**Task details:**
Each line of the data that includes the string "испытанием" is to be copied out.

Saved data entries:
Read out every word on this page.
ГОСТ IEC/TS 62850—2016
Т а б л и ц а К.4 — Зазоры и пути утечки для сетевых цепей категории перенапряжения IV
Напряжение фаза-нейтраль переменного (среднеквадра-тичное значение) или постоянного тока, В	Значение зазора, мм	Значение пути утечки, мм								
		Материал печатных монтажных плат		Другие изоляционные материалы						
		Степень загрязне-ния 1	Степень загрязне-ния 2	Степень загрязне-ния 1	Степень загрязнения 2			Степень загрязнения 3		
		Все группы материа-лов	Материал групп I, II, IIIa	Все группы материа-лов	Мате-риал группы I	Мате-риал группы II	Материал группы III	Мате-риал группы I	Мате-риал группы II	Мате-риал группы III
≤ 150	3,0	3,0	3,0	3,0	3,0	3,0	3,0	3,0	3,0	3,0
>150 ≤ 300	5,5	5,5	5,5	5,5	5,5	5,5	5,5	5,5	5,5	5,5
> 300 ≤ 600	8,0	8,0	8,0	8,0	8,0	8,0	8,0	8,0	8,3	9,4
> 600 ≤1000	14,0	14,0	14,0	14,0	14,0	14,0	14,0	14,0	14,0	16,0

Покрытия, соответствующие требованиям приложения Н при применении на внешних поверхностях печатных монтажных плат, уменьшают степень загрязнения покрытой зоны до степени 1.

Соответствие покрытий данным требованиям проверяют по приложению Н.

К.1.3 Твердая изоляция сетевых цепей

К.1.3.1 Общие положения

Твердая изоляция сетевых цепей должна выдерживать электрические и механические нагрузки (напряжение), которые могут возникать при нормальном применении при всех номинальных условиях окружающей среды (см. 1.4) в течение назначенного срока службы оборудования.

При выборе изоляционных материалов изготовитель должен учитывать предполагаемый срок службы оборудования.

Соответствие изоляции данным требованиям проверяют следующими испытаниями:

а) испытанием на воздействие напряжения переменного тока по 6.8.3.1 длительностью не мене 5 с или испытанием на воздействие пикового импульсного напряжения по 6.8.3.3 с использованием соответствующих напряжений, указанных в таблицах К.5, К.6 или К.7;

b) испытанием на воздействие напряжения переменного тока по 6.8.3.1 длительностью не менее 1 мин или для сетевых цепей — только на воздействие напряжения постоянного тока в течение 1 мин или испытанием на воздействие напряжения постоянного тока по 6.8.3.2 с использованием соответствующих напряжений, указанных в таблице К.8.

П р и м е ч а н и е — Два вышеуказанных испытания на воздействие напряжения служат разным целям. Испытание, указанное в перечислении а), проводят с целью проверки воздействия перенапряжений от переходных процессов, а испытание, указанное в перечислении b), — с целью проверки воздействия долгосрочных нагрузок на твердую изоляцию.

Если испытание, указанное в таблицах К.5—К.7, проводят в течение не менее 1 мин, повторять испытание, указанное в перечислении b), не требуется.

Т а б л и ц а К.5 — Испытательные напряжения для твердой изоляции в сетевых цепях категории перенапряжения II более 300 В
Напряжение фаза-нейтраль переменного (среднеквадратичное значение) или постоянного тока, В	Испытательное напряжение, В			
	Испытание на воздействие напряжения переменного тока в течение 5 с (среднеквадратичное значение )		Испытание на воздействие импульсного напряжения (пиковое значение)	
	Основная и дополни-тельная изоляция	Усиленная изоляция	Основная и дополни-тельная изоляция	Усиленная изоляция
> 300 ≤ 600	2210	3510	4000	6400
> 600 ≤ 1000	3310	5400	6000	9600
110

==

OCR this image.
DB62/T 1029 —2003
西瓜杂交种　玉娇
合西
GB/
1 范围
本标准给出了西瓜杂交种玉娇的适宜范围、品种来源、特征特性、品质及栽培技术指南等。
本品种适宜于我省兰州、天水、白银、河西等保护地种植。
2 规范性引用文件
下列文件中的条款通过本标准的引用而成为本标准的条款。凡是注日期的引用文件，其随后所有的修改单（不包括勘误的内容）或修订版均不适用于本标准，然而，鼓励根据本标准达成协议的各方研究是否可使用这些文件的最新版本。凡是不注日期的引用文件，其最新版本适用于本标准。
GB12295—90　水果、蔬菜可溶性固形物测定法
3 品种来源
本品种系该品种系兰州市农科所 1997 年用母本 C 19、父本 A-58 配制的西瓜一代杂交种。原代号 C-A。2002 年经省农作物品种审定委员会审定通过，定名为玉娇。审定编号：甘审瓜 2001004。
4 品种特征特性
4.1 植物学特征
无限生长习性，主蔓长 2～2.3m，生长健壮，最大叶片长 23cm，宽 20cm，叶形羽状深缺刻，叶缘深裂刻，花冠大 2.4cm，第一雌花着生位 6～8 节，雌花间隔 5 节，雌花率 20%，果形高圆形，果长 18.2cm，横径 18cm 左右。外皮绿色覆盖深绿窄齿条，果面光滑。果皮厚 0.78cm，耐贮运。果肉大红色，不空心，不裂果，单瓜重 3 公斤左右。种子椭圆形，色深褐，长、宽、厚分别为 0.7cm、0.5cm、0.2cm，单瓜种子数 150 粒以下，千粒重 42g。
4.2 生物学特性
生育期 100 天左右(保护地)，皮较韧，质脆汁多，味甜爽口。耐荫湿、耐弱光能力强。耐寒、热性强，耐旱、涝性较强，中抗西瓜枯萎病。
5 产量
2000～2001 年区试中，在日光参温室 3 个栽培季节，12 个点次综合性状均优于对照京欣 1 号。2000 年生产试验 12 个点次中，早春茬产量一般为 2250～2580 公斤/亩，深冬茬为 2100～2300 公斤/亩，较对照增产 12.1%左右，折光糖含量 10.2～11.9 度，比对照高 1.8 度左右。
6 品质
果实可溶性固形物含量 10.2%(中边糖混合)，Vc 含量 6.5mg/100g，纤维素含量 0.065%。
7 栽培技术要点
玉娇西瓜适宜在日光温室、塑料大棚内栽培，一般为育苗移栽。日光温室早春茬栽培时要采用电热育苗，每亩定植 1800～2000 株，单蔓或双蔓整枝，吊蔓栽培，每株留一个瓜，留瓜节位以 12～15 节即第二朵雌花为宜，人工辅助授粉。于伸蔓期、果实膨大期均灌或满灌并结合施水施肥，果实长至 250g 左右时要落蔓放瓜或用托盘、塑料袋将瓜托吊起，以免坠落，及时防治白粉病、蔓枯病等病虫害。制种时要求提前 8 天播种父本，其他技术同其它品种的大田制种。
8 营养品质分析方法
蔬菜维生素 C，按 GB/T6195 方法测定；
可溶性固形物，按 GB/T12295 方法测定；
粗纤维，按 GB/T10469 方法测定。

...

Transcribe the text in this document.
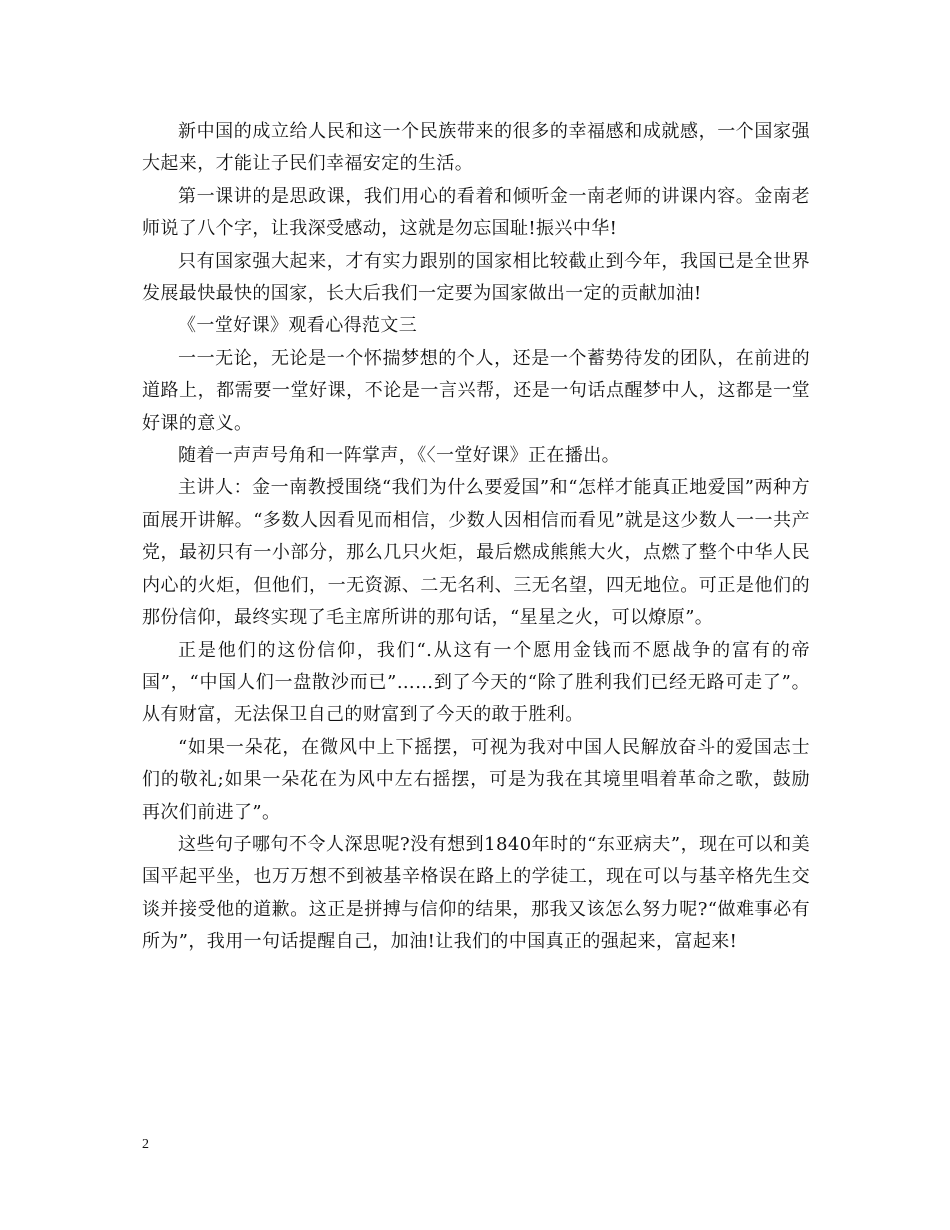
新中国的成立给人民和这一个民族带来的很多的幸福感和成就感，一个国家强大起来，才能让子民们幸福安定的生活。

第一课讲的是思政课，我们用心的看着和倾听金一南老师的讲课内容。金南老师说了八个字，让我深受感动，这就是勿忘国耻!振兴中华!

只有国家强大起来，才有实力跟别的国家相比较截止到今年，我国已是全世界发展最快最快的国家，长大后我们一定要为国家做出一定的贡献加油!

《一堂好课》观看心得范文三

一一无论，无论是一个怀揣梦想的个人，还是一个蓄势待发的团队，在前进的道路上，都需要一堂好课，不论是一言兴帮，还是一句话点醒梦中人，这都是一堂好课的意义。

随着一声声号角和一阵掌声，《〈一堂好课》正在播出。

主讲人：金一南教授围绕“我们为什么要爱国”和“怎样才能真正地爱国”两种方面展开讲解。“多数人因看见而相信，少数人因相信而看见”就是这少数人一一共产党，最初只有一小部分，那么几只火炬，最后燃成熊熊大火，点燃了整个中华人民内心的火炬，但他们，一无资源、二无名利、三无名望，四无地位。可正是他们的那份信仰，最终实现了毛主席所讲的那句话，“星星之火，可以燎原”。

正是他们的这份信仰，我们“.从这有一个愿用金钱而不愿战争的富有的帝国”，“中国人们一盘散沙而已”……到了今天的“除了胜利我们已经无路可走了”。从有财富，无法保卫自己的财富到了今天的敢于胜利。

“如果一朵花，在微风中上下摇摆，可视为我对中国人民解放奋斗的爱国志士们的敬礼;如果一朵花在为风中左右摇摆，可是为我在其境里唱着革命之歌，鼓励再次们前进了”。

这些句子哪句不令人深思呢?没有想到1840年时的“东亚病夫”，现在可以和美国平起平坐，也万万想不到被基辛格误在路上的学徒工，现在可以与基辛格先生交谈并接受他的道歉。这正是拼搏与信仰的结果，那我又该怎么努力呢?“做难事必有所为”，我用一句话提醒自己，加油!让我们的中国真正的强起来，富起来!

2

**Reply:**
а) испытанием на воздействие напряжения переменного тока по 6.8.3.1 длительностью не мене 5 с или испытанием на воздействие пикового импульсного напряжения по 6.8.3.3 с использованием соответствующих напряжений, указанных в таблицах К.5, К.6 или К.7;
b) испытанием на воздействие напряжения переменного тока по 6.8.3.1 длительностью не менее 1 мин или для сетевых цепей — только на воздействие напряжения постоянного тока в течение 1 мин или испытанием на воздействие напряжения постоянного тока по 6.8.3.2 с использованием соответствующих напряжений, указанных в таблице К.8.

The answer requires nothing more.